Establish how many lines in the material include the string "Dashboard" and report it as a lone number.

Dataset items
** START **

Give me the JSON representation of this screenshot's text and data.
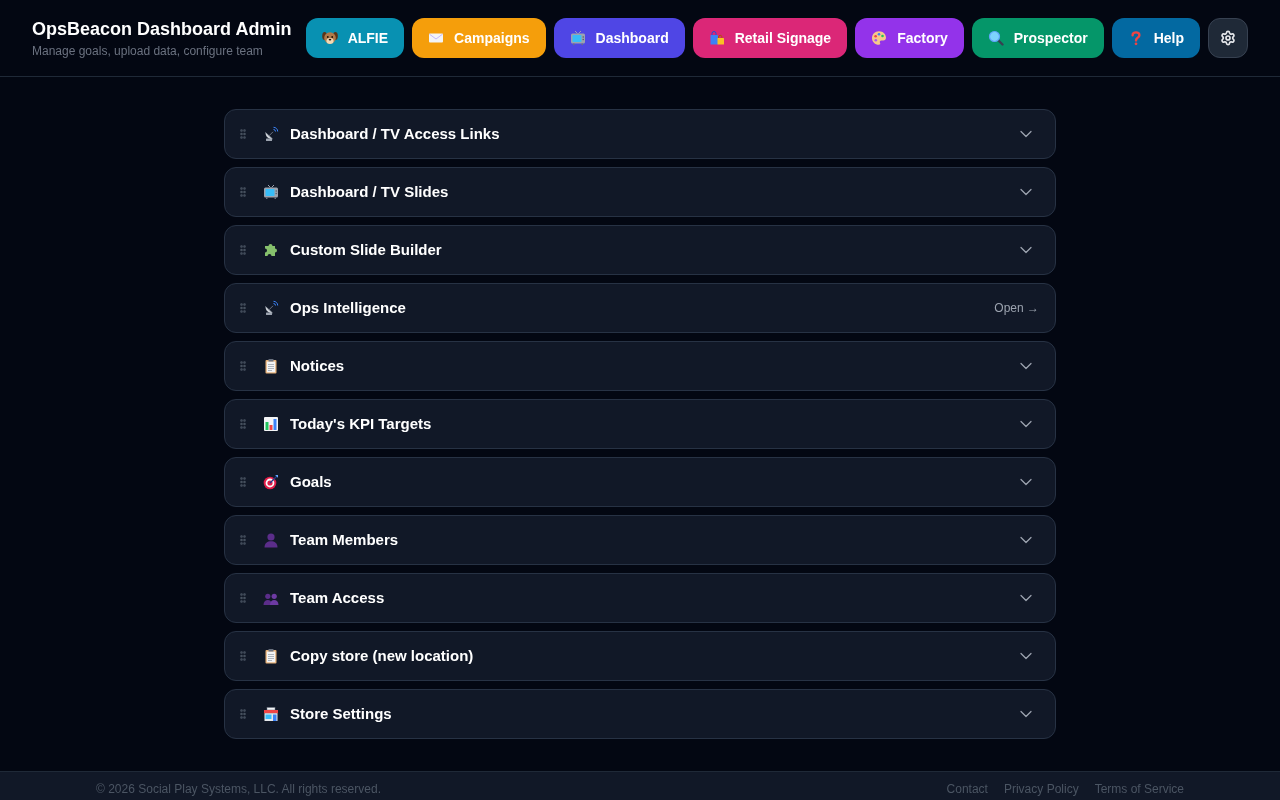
{
  "header": {
    "title": "OpsBeacon Dashboard Admin",
    "subtitle": "Manage goals, upload data, configure team"
  },
  "nav": [
    {
      "label": "ALFIE",
      "color": "#0891b2"
    },
    {
      "label": "Campaigns",
      "color": "#f59e0b"
    },
    {
      "label": "Dashboard",
      "color": "#4f46e5"
    },
    {
      "label": "Retail Signage",
      "color": "#db2777"
    },
    {
      "label": "Factory",
      "color": "#9333ea"
    },
    {
      "label": "Prospector",
      "color": "#059669"
    },
    {
      "label": "Help",
      "color": "#0369a1"
    }
  ],
  "sections": [
    {
      "title": "Dashboard / TV Access Links",
      "kind": "collapsible",
      "expanded": false
    },
    {
      "title": "Dashboard / TV Slides",
      "kind": "collapsible",
      "expanded": false
    },
    {
      "title": "Custom Slide Builder",
      "kind": "collapsible",
      "expanded": false
    },
    {
      "title": "Ops Intelligence",
      "kind": "link",
      "link_label": "Open →"
    },
    {
      "title": "Notices",
      "kind": "collapsible",
      "expanded": false
    },
    {
      "title": "Today's KPI Targets",
      "kind": "collapsible",
      "expanded": false
    },
    {
      "title": "Goals",
      "kind": "collapsible",
      "expanded": false
    },
    {
      "title": "Team Members",
      "kind": "collapsible",
      "expanded": false
    },
    {
      "title": "Team Access",
      "kind": "collapsible",
      "expanded": false
    },
    {
      "title": "Copy store (new location)",
      "kind": "collapsible",
      "expanded": false
    },
    {
      "title": "Store Settings",
      "kind": "collapsible",
      "expanded": false
    }
  ],
  "footer": {
    "copyright": "© 2026 Social Play Systems, LLC. All rights reserved.",
    "links": [
      "Contact",
      "Privacy Policy",
      "Terms of Service"
    ]
  }
}
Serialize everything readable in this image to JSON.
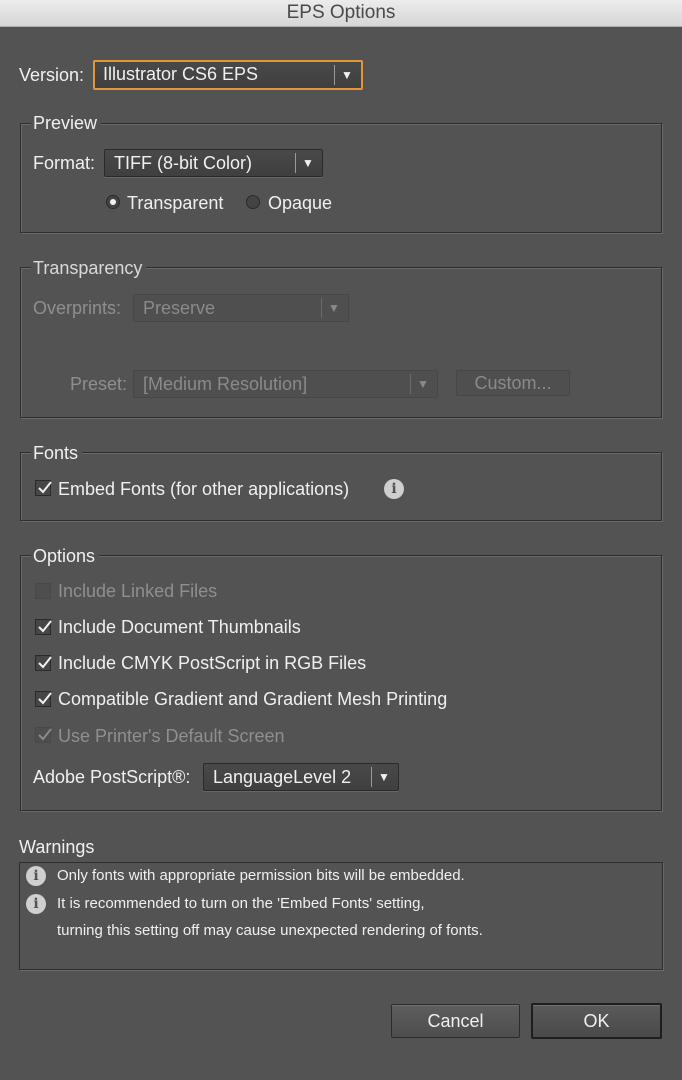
{
  "window": {
    "title": "EPS Options"
  },
  "version": {
    "label": "Version:",
    "value": "Illustrator CS6 EPS"
  },
  "preview": {
    "legend": "Preview",
    "format_label": "Format:",
    "format_value": "TIFF (8-bit Color)",
    "radio_transparent": "Transparent",
    "radio_opaque": "Opaque",
    "selected": "Transparent"
  },
  "transparency": {
    "legend": "Transparency",
    "overprints_label": "Overprints:",
    "overprints_value": "Preserve",
    "preset_label": "Preset:",
    "preset_value": "[Medium Resolution]",
    "custom_button": "Custom..."
  },
  "fonts": {
    "legend": "Fonts",
    "embed_fonts": {
      "label": "Embed Fonts (for other applications)",
      "checked": true
    }
  },
  "options": {
    "legend": "Options",
    "items": [
      {
        "label": "Include Linked Files",
        "checked": false,
        "enabled": false
      },
      {
        "label": "Include Document Thumbnails",
        "checked": true,
        "enabled": true
      },
      {
        "label": "Include CMYK PostScript in RGB Files",
        "checked": true,
        "enabled": true
      },
      {
        "label": "Compatible Gradient and Gradient Mesh Printing",
        "checked": true,
        "enabled": true
      },
      {
        "label": "Use Printer's Default Screen",
        "checked": true,
        "enabled": false
      }
    ],
    "postscript_label": "Adobe PostScript®:",
    "postscript_value": "LanguageLevel 2"
  },
  "warnings": {
    "legend": "Warnings",
    "line1": "Only fonts with appropriate permission bits will be embedded.",
    "line2": "It is recommended to turn on the 'Embed Fonts' setting,",
    "line3": "turning this setting off may cause unexpected rendering of fonts."
  },
  "buttons": {
    "cancel": "Cancel",
    "ok": "OK"
  },
  "colors": {
    "background": "#535353",
    "focus_ring": "#e3953a",
    "text": "#f0f0f0",
    "disabled_text": "#8a8a8a"
  }
}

** END **

» **Finished answer**: 4